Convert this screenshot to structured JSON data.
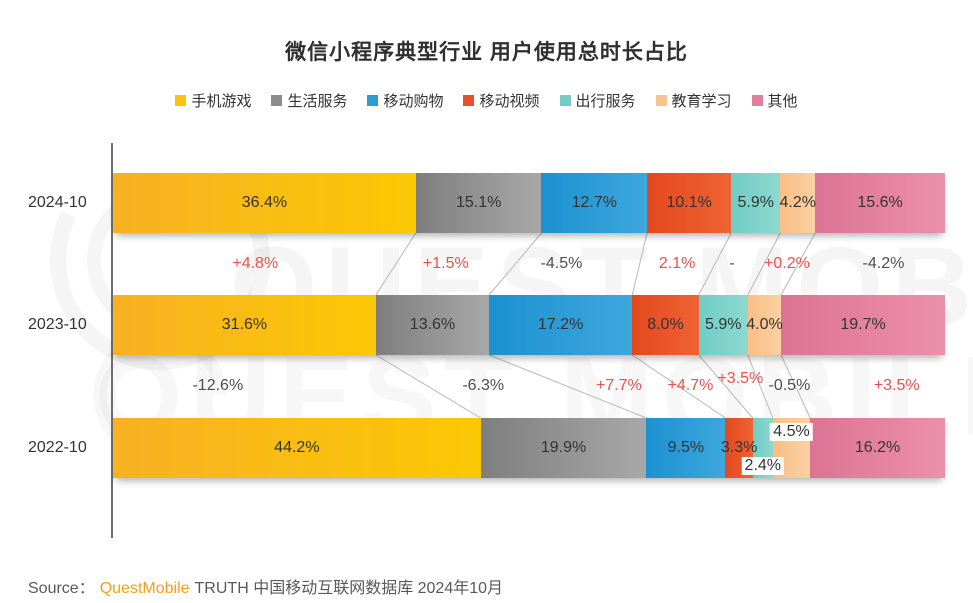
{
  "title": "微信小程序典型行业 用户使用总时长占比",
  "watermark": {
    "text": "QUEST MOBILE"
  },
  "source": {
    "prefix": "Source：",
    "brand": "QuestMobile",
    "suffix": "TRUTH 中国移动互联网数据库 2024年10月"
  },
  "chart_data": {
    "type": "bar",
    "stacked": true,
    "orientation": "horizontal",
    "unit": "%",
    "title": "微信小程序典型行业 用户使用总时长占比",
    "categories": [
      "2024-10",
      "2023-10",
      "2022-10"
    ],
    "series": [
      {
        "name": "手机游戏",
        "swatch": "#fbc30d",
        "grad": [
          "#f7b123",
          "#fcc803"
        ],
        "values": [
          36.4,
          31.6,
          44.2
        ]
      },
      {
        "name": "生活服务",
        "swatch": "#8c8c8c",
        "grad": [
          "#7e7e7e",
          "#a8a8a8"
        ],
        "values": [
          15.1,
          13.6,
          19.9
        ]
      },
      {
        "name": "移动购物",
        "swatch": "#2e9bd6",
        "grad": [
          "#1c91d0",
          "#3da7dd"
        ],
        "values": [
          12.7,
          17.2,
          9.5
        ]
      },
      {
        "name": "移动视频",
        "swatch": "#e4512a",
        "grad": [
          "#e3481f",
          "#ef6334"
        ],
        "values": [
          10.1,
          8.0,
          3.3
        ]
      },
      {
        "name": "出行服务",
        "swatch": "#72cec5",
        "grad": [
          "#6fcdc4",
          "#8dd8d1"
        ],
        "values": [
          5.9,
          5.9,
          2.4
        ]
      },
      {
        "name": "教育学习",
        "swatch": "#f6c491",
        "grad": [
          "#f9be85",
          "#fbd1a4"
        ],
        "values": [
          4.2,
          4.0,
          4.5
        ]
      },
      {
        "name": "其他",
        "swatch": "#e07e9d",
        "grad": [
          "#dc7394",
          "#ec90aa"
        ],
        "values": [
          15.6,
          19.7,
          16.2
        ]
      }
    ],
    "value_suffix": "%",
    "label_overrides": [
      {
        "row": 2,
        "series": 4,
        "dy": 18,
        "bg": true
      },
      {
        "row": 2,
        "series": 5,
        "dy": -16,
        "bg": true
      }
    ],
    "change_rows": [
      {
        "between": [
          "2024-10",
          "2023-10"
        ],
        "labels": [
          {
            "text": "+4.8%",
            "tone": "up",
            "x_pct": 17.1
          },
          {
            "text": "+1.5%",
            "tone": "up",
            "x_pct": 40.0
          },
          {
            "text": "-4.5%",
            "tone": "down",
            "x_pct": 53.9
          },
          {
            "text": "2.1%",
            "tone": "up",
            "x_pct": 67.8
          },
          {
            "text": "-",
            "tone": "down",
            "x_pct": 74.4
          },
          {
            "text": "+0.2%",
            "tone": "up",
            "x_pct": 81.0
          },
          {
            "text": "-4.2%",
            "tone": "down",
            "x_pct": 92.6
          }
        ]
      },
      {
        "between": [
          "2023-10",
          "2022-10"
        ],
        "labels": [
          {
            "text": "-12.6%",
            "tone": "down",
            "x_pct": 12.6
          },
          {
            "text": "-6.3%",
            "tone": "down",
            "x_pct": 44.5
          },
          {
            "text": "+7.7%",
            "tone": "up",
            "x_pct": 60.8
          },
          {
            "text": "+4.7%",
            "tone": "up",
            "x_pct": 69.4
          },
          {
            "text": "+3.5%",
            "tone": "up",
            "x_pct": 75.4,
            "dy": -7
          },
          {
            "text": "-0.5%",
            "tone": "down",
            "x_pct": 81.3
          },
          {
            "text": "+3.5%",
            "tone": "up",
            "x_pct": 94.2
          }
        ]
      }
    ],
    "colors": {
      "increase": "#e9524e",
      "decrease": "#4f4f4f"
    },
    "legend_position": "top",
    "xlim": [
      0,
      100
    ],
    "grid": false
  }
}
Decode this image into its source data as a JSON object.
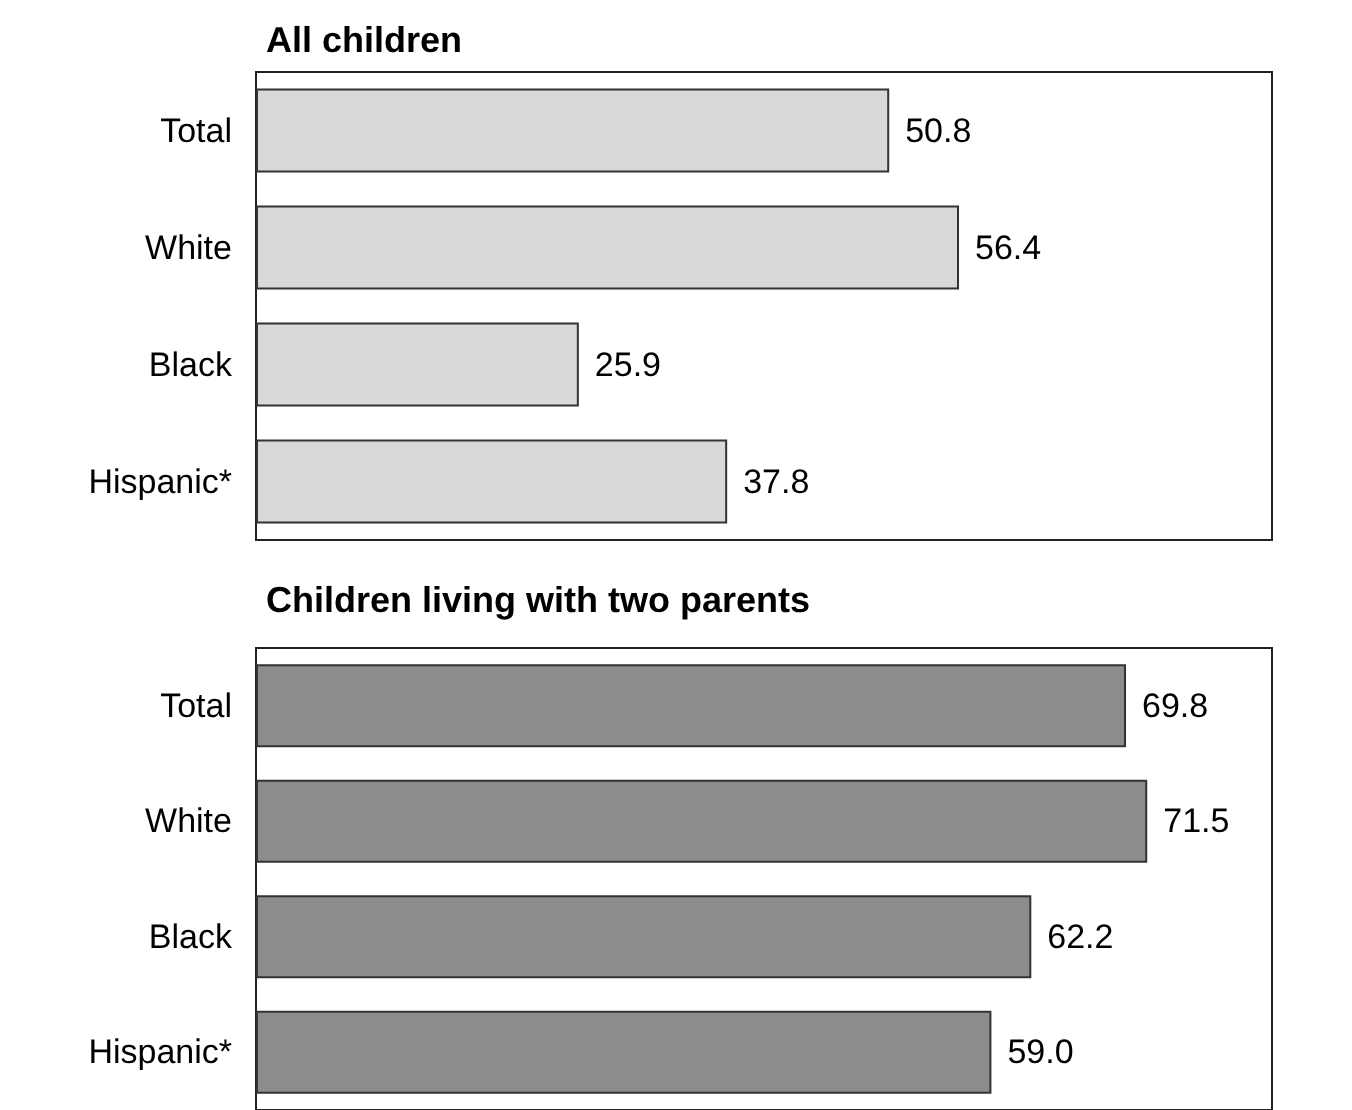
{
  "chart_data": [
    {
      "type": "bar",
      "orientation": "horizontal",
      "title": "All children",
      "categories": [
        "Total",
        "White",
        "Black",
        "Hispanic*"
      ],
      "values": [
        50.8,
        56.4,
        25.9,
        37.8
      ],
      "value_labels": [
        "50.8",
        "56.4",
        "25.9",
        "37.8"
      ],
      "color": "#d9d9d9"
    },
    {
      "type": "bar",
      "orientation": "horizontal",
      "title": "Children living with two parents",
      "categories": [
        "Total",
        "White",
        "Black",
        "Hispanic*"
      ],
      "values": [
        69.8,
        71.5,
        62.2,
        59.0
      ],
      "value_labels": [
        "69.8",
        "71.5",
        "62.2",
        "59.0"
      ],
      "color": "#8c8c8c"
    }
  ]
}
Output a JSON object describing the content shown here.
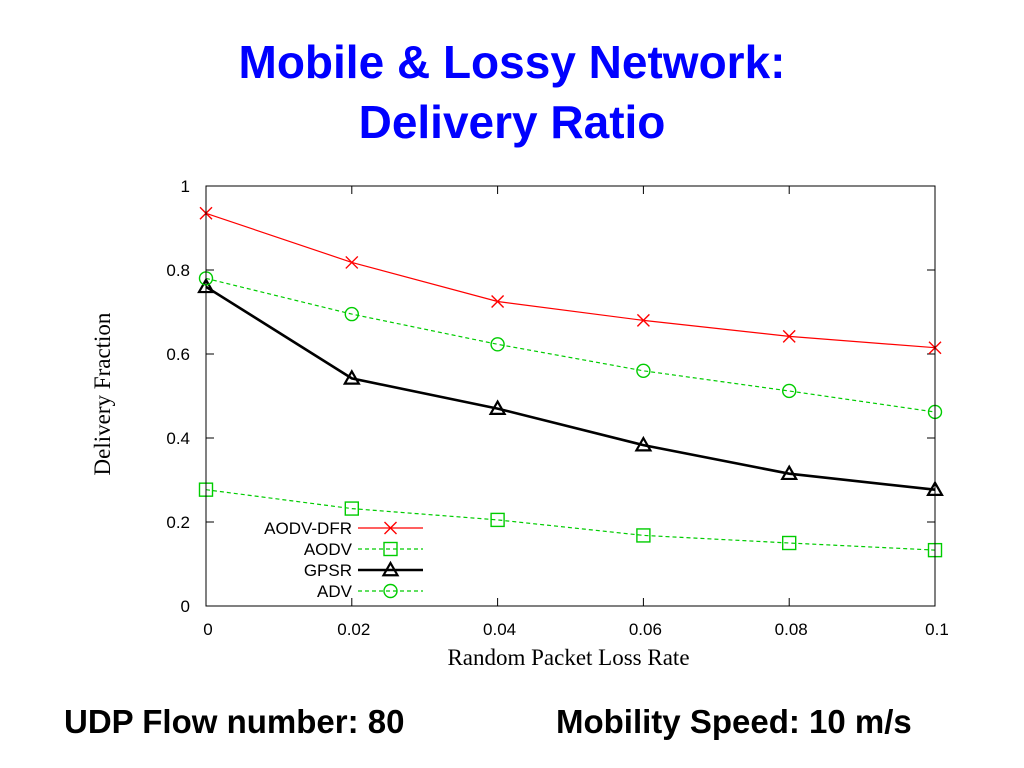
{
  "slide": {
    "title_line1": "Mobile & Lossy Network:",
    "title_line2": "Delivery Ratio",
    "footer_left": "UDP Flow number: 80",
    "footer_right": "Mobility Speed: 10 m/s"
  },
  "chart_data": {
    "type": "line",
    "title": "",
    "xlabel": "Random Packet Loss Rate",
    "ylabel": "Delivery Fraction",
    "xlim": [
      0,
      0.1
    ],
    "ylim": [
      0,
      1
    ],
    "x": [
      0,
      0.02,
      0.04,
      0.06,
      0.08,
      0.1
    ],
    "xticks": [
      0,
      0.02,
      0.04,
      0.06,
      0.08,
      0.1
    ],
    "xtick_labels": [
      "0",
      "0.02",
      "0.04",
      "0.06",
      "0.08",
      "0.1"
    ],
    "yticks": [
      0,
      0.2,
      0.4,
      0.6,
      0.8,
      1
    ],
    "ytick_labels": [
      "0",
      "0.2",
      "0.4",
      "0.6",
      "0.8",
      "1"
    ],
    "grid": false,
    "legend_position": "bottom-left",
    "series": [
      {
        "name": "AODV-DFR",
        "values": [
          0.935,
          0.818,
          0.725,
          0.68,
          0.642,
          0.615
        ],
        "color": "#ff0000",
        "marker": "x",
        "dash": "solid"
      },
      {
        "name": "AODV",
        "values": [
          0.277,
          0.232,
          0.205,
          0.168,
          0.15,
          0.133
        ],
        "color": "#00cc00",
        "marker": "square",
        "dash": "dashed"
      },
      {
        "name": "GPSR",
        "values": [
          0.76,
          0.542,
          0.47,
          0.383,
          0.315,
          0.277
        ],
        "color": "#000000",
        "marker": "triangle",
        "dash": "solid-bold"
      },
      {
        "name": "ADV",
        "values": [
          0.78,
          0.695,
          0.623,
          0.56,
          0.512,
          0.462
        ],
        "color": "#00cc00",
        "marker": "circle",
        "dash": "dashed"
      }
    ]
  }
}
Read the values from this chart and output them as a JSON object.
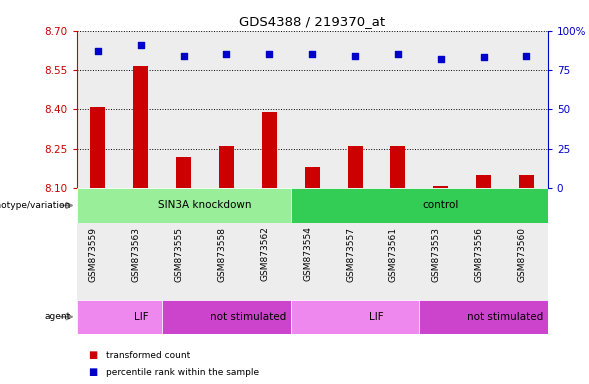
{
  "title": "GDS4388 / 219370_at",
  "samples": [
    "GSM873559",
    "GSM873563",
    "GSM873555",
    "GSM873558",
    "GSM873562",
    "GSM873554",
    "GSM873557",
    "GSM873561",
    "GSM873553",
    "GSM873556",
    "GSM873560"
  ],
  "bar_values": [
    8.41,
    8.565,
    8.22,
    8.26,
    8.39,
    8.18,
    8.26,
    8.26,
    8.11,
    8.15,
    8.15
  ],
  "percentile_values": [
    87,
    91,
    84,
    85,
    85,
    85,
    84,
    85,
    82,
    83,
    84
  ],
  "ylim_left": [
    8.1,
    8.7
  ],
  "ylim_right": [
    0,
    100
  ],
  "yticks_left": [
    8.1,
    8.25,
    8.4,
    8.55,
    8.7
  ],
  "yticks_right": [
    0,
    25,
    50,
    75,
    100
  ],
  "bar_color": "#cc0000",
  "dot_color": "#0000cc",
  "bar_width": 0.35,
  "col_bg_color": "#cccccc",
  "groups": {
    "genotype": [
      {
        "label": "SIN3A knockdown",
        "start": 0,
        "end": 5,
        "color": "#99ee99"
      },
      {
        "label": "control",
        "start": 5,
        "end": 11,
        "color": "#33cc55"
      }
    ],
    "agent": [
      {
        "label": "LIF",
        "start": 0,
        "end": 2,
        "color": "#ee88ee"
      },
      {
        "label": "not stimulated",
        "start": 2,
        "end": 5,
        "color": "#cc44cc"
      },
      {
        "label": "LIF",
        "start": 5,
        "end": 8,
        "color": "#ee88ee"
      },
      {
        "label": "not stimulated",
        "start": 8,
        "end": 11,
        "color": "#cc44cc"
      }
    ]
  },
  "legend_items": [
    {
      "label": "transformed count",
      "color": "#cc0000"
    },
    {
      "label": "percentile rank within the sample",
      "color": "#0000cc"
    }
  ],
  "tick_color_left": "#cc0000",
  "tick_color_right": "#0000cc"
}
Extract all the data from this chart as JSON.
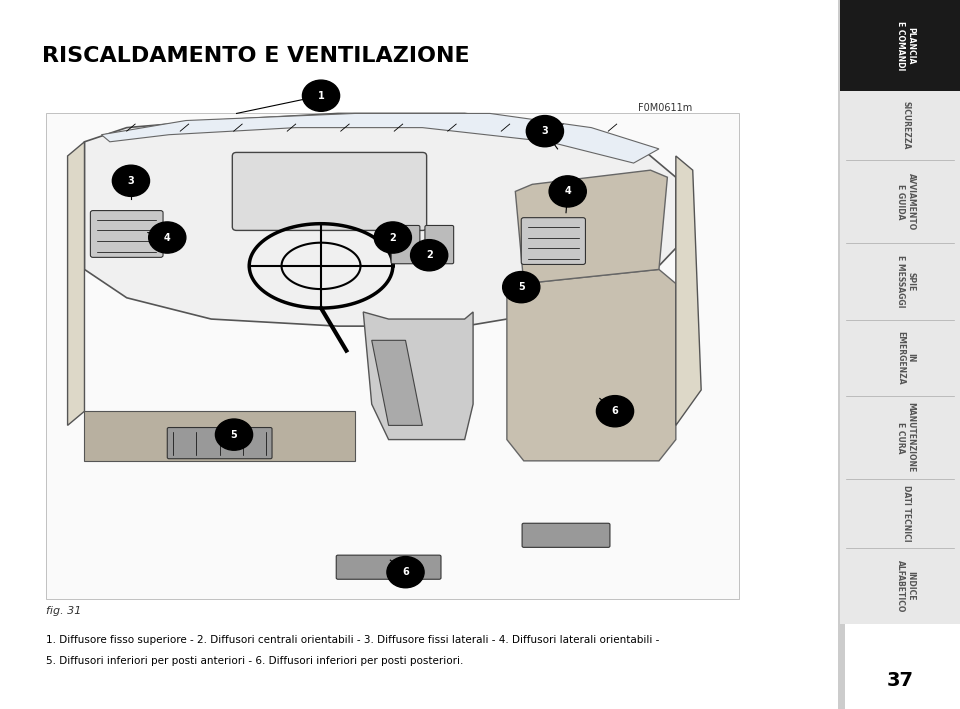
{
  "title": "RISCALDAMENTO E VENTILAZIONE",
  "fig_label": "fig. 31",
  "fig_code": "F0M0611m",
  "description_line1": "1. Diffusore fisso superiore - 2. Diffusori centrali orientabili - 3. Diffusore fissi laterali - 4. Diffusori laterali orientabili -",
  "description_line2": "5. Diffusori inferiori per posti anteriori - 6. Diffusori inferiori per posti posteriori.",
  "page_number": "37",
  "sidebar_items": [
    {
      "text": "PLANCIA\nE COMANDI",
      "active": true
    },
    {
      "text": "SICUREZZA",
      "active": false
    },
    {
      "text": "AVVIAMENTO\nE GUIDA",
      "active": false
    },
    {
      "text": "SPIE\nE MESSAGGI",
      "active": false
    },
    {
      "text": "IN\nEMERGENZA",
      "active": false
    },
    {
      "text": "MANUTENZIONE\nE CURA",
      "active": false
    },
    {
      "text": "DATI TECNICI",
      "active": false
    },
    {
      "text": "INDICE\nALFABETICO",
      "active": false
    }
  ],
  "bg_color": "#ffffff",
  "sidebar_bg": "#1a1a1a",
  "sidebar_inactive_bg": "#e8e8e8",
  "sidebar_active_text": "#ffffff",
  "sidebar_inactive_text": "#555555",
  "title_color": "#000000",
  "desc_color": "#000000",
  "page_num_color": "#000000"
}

========================================================================

WHAT IS NEEDED:
Report each line in the data that holds the word "true".

SOLUTION:
    "stacked": true,
        "bg": true
        "bg": true
      "active": true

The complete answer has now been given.